Source data
◇ ◇ ◇ ◇ ◇ ◇ ◇

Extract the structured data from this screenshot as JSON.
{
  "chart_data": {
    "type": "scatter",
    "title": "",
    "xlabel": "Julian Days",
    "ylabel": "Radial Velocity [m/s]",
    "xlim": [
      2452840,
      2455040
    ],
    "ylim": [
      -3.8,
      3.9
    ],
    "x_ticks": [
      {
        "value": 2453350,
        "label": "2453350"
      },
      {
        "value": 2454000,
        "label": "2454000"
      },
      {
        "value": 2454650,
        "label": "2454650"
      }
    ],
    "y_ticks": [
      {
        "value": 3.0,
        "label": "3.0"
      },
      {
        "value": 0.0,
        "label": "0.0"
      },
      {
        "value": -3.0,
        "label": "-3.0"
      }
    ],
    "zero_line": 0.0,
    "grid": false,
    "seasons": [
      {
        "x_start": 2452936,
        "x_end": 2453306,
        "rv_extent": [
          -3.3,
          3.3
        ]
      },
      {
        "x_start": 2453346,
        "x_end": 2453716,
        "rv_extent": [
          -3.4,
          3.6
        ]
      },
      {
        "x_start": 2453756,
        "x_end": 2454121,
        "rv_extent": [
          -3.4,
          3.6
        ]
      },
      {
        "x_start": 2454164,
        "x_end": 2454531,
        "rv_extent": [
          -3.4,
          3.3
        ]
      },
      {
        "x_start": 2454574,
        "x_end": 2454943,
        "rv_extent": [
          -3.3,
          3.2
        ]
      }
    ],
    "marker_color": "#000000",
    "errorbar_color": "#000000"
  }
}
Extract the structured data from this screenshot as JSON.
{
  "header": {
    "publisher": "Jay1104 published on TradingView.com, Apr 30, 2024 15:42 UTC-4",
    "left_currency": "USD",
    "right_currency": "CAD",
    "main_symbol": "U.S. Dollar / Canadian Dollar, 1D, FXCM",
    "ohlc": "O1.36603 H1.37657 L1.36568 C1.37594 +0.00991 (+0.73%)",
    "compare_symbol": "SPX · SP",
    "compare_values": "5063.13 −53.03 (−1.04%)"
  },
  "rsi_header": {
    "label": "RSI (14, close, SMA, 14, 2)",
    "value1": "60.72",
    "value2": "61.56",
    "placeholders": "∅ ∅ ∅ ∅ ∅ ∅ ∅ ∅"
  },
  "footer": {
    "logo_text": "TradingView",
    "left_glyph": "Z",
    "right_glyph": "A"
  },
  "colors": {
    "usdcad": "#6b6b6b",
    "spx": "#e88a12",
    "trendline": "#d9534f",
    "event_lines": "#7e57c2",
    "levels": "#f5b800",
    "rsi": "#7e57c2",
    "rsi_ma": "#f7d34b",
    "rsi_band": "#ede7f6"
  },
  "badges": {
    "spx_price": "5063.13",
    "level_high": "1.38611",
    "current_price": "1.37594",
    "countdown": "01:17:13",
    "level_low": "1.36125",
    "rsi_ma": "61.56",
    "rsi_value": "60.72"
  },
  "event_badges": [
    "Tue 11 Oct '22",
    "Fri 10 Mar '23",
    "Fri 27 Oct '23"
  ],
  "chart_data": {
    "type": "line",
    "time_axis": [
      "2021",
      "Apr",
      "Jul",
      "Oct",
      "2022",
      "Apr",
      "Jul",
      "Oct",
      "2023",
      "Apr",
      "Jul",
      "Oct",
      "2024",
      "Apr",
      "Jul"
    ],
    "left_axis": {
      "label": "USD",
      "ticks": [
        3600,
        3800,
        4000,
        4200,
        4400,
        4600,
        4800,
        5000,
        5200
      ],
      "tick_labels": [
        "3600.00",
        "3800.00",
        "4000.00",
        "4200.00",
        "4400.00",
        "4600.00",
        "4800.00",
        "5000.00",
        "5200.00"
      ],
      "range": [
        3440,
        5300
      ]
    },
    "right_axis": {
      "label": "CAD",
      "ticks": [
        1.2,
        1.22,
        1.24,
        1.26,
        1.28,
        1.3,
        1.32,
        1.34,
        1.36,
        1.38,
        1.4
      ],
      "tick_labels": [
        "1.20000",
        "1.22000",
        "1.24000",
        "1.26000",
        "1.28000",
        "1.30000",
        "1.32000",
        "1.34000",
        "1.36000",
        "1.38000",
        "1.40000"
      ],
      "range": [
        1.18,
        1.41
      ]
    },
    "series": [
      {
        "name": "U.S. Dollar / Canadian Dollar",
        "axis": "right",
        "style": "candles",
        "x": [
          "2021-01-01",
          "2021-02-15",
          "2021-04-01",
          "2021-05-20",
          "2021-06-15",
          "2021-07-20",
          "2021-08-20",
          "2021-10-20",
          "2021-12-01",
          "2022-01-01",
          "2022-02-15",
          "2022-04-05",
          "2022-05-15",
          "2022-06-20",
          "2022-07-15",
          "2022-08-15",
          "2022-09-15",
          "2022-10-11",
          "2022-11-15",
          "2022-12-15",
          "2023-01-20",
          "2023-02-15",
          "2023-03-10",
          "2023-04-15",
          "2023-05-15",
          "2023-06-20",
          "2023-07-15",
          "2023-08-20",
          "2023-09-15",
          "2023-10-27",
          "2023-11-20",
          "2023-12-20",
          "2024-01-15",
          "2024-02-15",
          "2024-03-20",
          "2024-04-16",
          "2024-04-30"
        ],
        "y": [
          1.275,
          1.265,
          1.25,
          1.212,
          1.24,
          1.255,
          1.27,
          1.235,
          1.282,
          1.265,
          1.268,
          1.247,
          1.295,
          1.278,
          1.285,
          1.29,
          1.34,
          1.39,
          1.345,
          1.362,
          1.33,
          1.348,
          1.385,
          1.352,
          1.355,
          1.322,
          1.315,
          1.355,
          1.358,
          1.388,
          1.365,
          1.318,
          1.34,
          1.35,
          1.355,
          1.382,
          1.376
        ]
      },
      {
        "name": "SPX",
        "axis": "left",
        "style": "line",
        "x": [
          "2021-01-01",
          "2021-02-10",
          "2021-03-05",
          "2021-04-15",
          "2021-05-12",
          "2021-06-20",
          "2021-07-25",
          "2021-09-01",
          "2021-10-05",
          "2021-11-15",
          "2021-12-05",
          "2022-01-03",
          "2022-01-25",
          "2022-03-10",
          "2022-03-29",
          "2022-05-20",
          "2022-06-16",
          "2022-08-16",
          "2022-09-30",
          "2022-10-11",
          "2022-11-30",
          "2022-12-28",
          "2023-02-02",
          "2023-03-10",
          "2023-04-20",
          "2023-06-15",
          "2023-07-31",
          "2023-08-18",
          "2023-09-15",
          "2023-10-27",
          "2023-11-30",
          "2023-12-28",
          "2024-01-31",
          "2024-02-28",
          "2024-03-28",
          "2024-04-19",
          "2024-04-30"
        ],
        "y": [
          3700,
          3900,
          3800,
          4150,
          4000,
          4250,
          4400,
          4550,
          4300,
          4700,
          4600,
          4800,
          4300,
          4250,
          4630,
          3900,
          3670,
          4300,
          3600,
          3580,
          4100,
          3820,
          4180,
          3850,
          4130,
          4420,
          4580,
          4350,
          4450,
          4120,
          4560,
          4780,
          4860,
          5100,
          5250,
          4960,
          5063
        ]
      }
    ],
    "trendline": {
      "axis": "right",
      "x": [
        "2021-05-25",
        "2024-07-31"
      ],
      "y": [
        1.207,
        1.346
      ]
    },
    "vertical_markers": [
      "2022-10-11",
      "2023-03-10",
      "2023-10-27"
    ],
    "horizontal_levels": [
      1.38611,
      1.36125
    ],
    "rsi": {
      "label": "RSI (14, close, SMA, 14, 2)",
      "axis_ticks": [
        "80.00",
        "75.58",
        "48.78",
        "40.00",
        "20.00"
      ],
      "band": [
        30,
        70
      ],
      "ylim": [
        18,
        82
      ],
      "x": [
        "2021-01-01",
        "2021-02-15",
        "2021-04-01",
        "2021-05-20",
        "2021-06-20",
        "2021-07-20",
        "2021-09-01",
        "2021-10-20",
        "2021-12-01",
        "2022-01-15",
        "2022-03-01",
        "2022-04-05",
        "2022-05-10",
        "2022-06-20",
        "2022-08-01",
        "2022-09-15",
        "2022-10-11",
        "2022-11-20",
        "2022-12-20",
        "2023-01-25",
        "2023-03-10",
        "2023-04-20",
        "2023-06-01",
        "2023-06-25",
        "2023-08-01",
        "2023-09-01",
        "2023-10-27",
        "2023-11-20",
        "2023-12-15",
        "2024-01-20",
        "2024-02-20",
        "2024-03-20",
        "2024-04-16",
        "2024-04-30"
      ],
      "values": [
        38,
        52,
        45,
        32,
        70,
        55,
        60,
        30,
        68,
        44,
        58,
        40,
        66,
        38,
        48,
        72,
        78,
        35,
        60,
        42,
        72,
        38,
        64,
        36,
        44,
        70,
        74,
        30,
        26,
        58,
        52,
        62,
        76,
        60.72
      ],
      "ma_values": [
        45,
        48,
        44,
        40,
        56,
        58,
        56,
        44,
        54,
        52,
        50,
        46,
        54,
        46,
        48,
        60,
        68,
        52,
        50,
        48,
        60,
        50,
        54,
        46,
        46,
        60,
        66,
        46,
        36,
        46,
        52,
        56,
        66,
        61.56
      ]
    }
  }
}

◇ ◇ ◇ ◇ ◇ ◇ ◇

→ Problem statement: Gather all lines where the word "Dollar" appears.

→ Exercise solution:
    "main_symbol": "U.S. Dollar / Canadian Dollar, 1D, FXCM",
        "name": "U.S. Dollar / Canadian Dollar",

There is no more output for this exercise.